───── Stored records

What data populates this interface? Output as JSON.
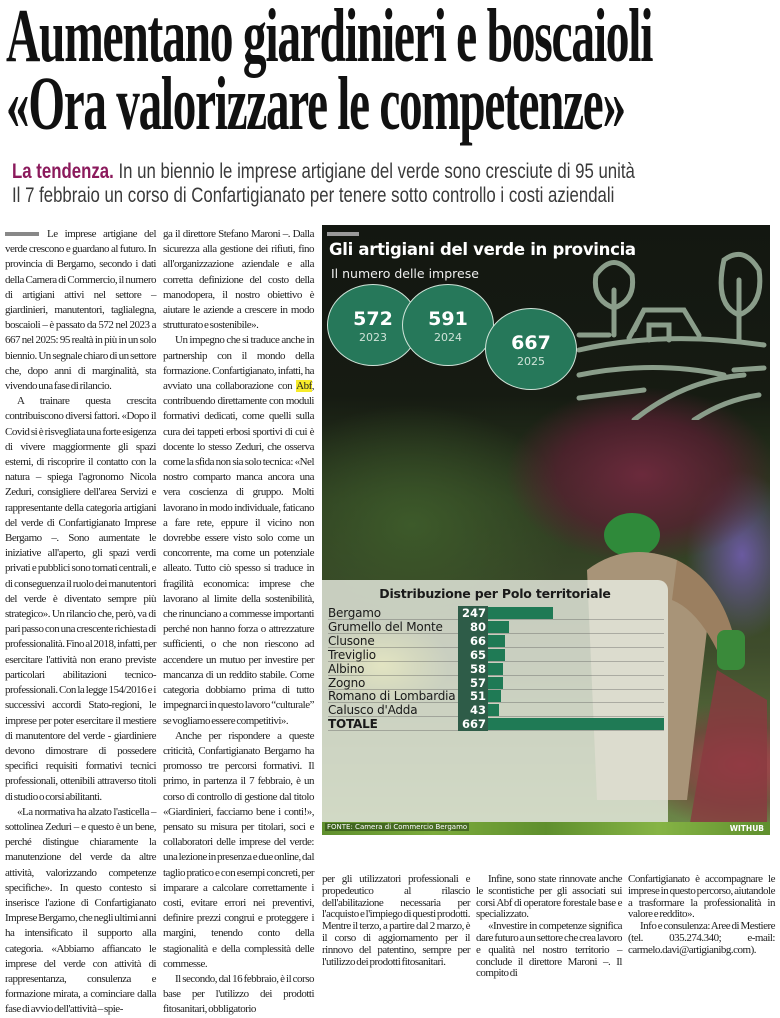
{
  "headline": {
    "line1": "Aumentano giardinieri e boscaioli",
    "line2": "«Ora valorizzare le competenze»"
  },
  "subtitle": {
    "kicker": "La tendenza.",
    "line1": "In un biennio le imprese artigiane del verde sono cresciute di 95 unità",
    "line2": "Il 7 febbraio un corso di Confartigianato per tenere sotto controllo i costi aziendali"
  },
  "columns": [
    {
      "paras": [
        {
          "indent": false,
          "rule": true,
          "parts": [
            {
              "text": "Le imprese artigiane del verde crescono e guardano al futuro. In provincia di Bergamo, secondo i dati della Camera di Commercio, il numero di artigiani attivi nel settore – giardinieri, manutentori, taglialegna, boscaioli – è passato da 572 nel 2023 a 667 nel 2025: 95 realtà in più in un solo biennio. Un segnale chiaro di un settore che, dopo anni di marginalità, sta vivendo una fase di rilancio."
            }
          ]
        },
        {
          "indent": true,
          "parts": [
            {
              "text": "A trainare questa crescita contribuiscono diversi fattori. «Dopo il Covid si è risvegliata una forte esigenza di vivere maggiormente gli spazi esterni, di riscoprire il contatto con la natura – spiega l'agronomo Nicola Zeduri, consigliere dell'area Servizi e rappresentante della categoria artigiani del verde di Confartigianato Imprese Bergamo –. Sono aumentate le iniziative all'aperto, gli spazi verdi privati e pubblici sono tornati centrali, e di conseguenza il ruolo dei manutentori del verde è diventato sempre più strategico». Un rilancio che, però, va di pari passo con una crescente richiesta di professionalità. Fino al 2018, infatti, per esercitare l'attività non erano previste particolari abilitazioni tecnico-professionali. Con la legge 154/2016 e i successivi accordi Stato-regioni, le imprese per poter esercitare il mestiere di manutentore del verde - giardiniere devono dimostrare di possedere specifici requisiti formativi tecnici professionali, ottenibili attraverso titoli di studio o corsi abilitanti."
            }
          ]
        },
        {
          "indent": true,
          "parts": [
            {
              "text": "«La normativa ha alzato l'asticella – sottolinea Zeduri – e questo è un bene, perché distingue chiaramente la manutenzione del verde da altre attività, valorizzando competenze specifiche». In questo contesto si inserisce l'azione di Confartigianato Imprese Bergamo, che negli ultimi anni ha intensificato il supporto alla categoria. «Abbiamo affiancato le imprese del verde con attività di rappresentanza, consulenza e formazione mirata, a cominciare dalla fase di avvio dell'attività – spie-"
            }
          ]
        }
      ]
    },
    {
      "paras": [
        {
          "indent": false,
          "parts": [
            {
              "text": "ga il direttore Stefano Maroni –. Dalla sicurezza alla gestione dei rifiuti, fino all'organizzazione aziendale e alla corretta definizione del costo della manodopera, il nostro obiettivo è aiutare le aziende a crescere in modo strutturato e sostenibile»."
            }
          ]
        },
        {
          "indent": true,
          "parts": [
            {
              "text": "Un impegno che si traduce anche in partnership con il mondo della formazione. Confartigianato, infatti, ha avviato una collaborazione con "
            },
            {
              "text": "Abf",
              "mark": true
            },
            {
              "text": ", contribuendo direttamente con moduli formativi dedicati, come quelli sulla cura dei tappeti erbosi sportivi di cui è docente lo stesso Zeduri, che osserva come la sfida non sia solo tecnica: «Nel nostro comparto manca ancora una vera coscienza di gruppo. Molti lavorano in modo individuale, faticano a fare rete, eppure il vicino non dovrebbe essere visto solo come un concorrente, ma come un potenziale alleato. Tutto ciò spesso si traduce in fragilità economica: imprese che lavorano al limite della sostenibilità, che rinunciano a commesse importanti perché non hanno forza o attrezzature sufficienti, o che non riescono ad accendere un mutuo per investire per mancanza di un reddito stabile. Come categoria dobbiamo prima di tutto impegnarci in questo lavoro “culturale” se vogliamo essere competitivi»."
            }
          ]
        },
        {
          "indent": true,
          "parts": [
            {
              "text": "Anche per rispondere a queste criticità, Confartigianato Bergamo ha promosso tre percorsi formativi. Il primo, in partenza il 7 febbraio, è un corso di controllo di gestione dal titolo «Giardinieri, facciamo bene i conti!», pensato su misura per titolari, soci e collaboratori delle imprese del verde: una lezione in presenza e due online, dal taglio pratico e con esempi concreti, per imparare a calcolare correttamente i costi, evitare errori nei preventivi, definire prezzi congrui e proteggere i margini, tenendo conto della stagionalità e della complessità delle commesse."
            }
          ]
        },
        {
          "indent": true,
          "parts": [
            {
              "text": "Il secondo, dal 16 febbraio, è il corso base per l'utilizzo dei prodotti fitosanitari, obbligatorio"
            }
          ]
        }
      ]
    },
    {
      "paras": [
        {
          "indent": false,
          "parts": [
            {
              "text": "per gli utilizzatori professionali e propedeutico al rilascio dell'abilitazione necessaria per l'acquisto e l'impiego di questi prodotti. Mentre il terzo, a partire dal 2 marzo, è il corso di aggiornamento per il rinnovo del patentino, sempre per l'utilizzo dei prodotti fitosanitari."
            }
          ]
        }
      ]
    },
    {
      "paras": [
        {
          "indent": true,
          "parts": [
            {
              "text": "Infine, sono state rinnovate anche le scontistiche per gli associati sui corsi Abf di operatore forestale base e specializzato."
            }
          ]
        },
        {
          "indent": true,
          "parts": [
            {
              "text": "«Investire in competenze significa dare futuro a un settore che crea lavoro e qualità nel nostro territorio – conclude il direttore Maroni –. Il compito di"
            }
          ]
        }
      ]
    },
    {
      "paras": [
        {
          "indent": false,
          "parts": [
            {
              "text": "Confartigianato è accompagnare le imprese in questo percorso, aiutandole a trasformare la professionalità in valore e reddito»."
            }
          ]
        },
        {
          "indent": true,
          "parts": [
            {
              "text": "Info e consulenza: Aree di Mestiere (tel. 035.274.340; e-mail: carmelo.davi@artigianibg.com)."
            }
          ]
        }
      ]
    }
  ],
  "infographic": {
    "title": "Gli artigiani del verde in provincia",
    "subtitle": "Il numero delle imprese",
    "source": "FONTE: Camera di Commercio Bergamo",
    "credit": "WITHUB",
    "icon": "countryside-house-trees-icon",
    "colors": {
      "bubble": "#26785a",
      "bar": "#1f7a55",
      "number_box": "#2e5c48",
      "kicker": "#8b1a5c",
      "highlight": "#f7ec2a"
    }
  },
  "chart_data": [
    {
      "type": "bubble",
      "title": "Il numero delle imprese",
      "categories": [
        "2023",
        "2024",
        "2025"
      ],
      "values": [
        572,
        591,
        667
      ]
    },
    {
      "type": "bar",
      "orientation": "horizontal",
      "title": "Distribuzione per Polo territoriale",
      "categories": [
        "Bergamo",
        "Grumello del Monte",
        "Clusone",
        "Treviglio",
        "Albino",
        "Zogno",
        "Romano di Lombardia",
        "Calusco d'Adda",
        "TOTALE"
      ],
      "values": [
        247,
        80,
        66,
        65,
        58,
        57,
        51,
        43,
        667
      ],
      "xlim": [
        0,
        667
      ],
      "grid": false
    }
  ]
}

──────────

» Exercise details: All of the material above should be reproduced exactly, except the pictures.

» Task solution:
What data populates this interface? Output as JSON.
{
  "headline": {
    "line1": "Aumentano giardinieri e boscaioli",
    "line2": "«Ora valorizzare le competenze»"
  },
  "subtitle": {
    "kicker": "La tendenza.",
    "line1": "In un biennio le imprese artigiane del verde sono cresciute di 95 unità",
    "line2": "Il 7 febbraio un corso di Confartigianato per tenere sotto controllo i costi aziendali"
  },
  "columns": [
    {
      "paras": [
        {
          "indent": false,
          "rule": true,
          "parts": [
            {
              "text": "Le imprese artigiane del verde crescono e guardano al futuro. In provincia di Bergamo, secondo i dati della Camera di Commercio, il numero di artigiani attivi nel settore – giardinieri, manutentori, taglialegna, boscaioli – è passato da 572 nel 2023 a 667 nel 2025: 95 realtà in più in un solo biennio. Un segnale chiaro di un settore che, dopo anni di marginalità, sta vivendo una fase di rilancio."
            }
          ]
        },
        {
          "indent": true,
          "parts": [
            {
              "text": "A trainare questa crescita contribuiscono diversi fattori. «Dopo il Covid si è risvegliata una forte esigenza di vivere maggiormente gli spazi esterni, di riscoprire il contatto con la natura – spiega l'agronomo Nicola Zeduri, consigliere dell'area Servizi e rappresentante della categoria artigiani del verde di Confartigianato Imprese Bergamo –. Sono aumentate le iniziative all'aperto, gli spazi verdi privati e pubblici sono tornati centrali, e di conseguenza il ruolo dei manutentori del verde è diventato sempre più strategico». Un rilancio che, però, va di pari passo con una crescente richiesta di professionalità. Fino al 2018, infatti, per esercitare l'attività non erano previste particolari abilitazioni tecnico-professionali. Con la legge 154/2016 e i successivi accordi Stato-regioni, le imprese per poter esercitare il mestiere di manutentore del verde - giardiniere devono dimostrare di possedere specifici requisiti formativi tecnici professionali, ottenibili attraverso titoli di studio o corsi abilitanti."
            }
          ]
        },
        {
          "indent": true,
          "parts": [
            {
              "text": "«La normativa ha alzato l'asticella – sottolinea Zeduri – e questo è un bene, perché distingue chiaramente la manutenzione del verde da altre attività, valorizzando competenze specifiche». In questo contesto si inserisce l'azione di Confartigianato Imprese Bergamo, che negli ultimi anni ha intensificato il supporto alla categoria. «Abbiamo affiancato le imprese del verde con attività di rappresentanza, consulenza e formazione mirata, a cominciare dalla fase di avvio dell'attività – spie-"
            }
          ]
        }
      ]
    },
    {
      "paras": [
        {
          "indent": false,
          "parts": [
            {
              "text": "ga il direttore Stefano Maroni –. Dalla sicurezza alla gestione dei rifiuti, fino all'organizzazione aziendale e alla corretta definizione del costo della manodopera, il nostro obiettivo è aiutare le aziende a crescere in modo strutturato e sostenibile»."
            }
          ]
        },
        {
          "indent": true,
          "parts": [
            {
              "text": "Un impegno che si traduce anche in partnership con il mondo della formazione. Confartigianato, infatti, ha avviato una collaborazione con "
            },
            {
              "text": "Abf",
              "mark": true
            },
            {
              "text": ", contribuendo direttamente con moduli formativi dedicati, come quelli sulla cura dei tappeti erbosi sportivi di cui è docente lo stesso Zeduri, che osserva come la sfida non sia solo tecnica: «Nel nostro comparto manca ancora una vera coscienza di gruppo. Molti lavorano in modo individuale, faticano a fare rete, eppure il vicino non dovrebbe essere visto solo come un concorrente, ma come un potenziale alleato. Tutto ciò spesso si traduce in fragilità economica: imprese che lavorano al limite della sostenibilità, che rinunciano a commesse importanti perché non hanno forza o attrezzature sufficienti, o che non riescono ad accendere un mutuo per investire per mancanza di un reddito stabile. Come categoria dobbiamo prima di tutto impegnarci in questo lavoro “culturale” se vogliamo essere competitivi»."
            }
          ]
        },
        {
          "indent": true,
          "parts": [
            {
              "text": "Anche per rispondere a queste criticità, Confartigianato Bergamo ha promosso tre percorsi formativi. Il primo, in partenza il 7 febbraio, è un corso di controllo di gestione dal titolo «Giardinieri, facciamo bene i conti!», pensato su misura per titolari, soci e collaboratori delle imprese del verde: una lezione in presenza e due online, dal taglio pratico e con esempi concreti, per imparare a calcolare correttamente i costi, evitare errori nei preventivi, definire prezzi congrui e proteggere i margini, tenendo conto della stagionalità e della complessità delle commesse."
            }
          ]
        },
        {
          "indent": true,
          "parts": [
            {
              "text": "Il secondo, dal 16 febbraio, è il corso base per l'utilizzo dei prodotti fitosanitari, obbligatorio"
            }
          ]
        }
      ]
    },
    {
      "paras": [
        {
          "indent": false,
          "parts": [
            {
              "text": "per gli utilizzatori professionali e propedeutico al rilascio dell'abilitazione necessaria per l'acquisto e l'impiego di questi prodotti. Mentre il terzo, a partire dal 2 marzo, è il corso di aggiornamento per il rinnovo del patentino, sempre per l'utilizzo dei prodotti fitosanitari."
            }
          ]
        }
      ]
    },
    {
      "paras": [
        {
          "indent": true,
          "parts": [
            {
              "text": "Infine, sono state rinnovate anche le scontistiche per gli associati sui corsi Abf di operatore forestale base e specializzato."
            }
          ]
        },
        {
          "indent": true,
          "parts": [
            {
              "text": "«Investire in competenze significa dare futuro a un settore che crea lavoro e qualità nel nostro territorio – conclude il direttore Maroni –. Il compito di"
            }
          ]
        }
      ]
    },
    {
      "paras": [
        {
          "indent": false,
          "parts": [
            {
              "text": "Confartigianato è accompagnare le imprese in questo percorso, aiutandole a trasformare la professionalità in valore e reddito»."
            }
          ]
        },
        {
          "indent": true,
          "parts": [
            {
              "text": "Info e consulenza: Aree di Mestiere (tel. 035.274.340; e-mail: carmelo.davi@artigianibg.com)."
            }
          ]
        }
      ]
    }
  ],
  "infographic": {
    "title": "Gli artigiani del verde in provincia",
    "subtitle": "Il numero delle imprese",
    "source": "FONTE: Camera di Commercio Bergamo",
    "credit": "WITHUB",
    "icon": "countryside-house-trees-icon",
    "colors": {
      "bubble": "#26785a",
      "bar": "#1f7a55",
      "number_box": "#2e5c48",
      "kicker": "#8b1a5c",
      "highlight": "#f7ec2a"
    }
  },
  "chart_data": [
    {
      "type": "bubble",
      "title": "Il numero delle imprese",
      "categories": [
        "2023",
        "2024",
        "2025"
      ],
      "values": [
        572,
        591,
        667
      ]
    },
    {
      "type": "bar",
      "orientation": "horizontal",
      "title": "Distribuzione per Polo territoriale",
      "categories": [
        "Bergamo",
        "Grumello del Monte",
        "Clusone",
        "Treviglio",
        "Albino",
        "Zogno",
        "Romano di Lombardia",
        "Calusco d'Adda",
        "TOTALE"
      ],
      "values": [
        247,
        80,
        66,
        65,
        58,
        57,
        51,
        43,
        667
      ],
      "xlim": [
        0,
        667
      ],
      "grid": false
    }
  ]
}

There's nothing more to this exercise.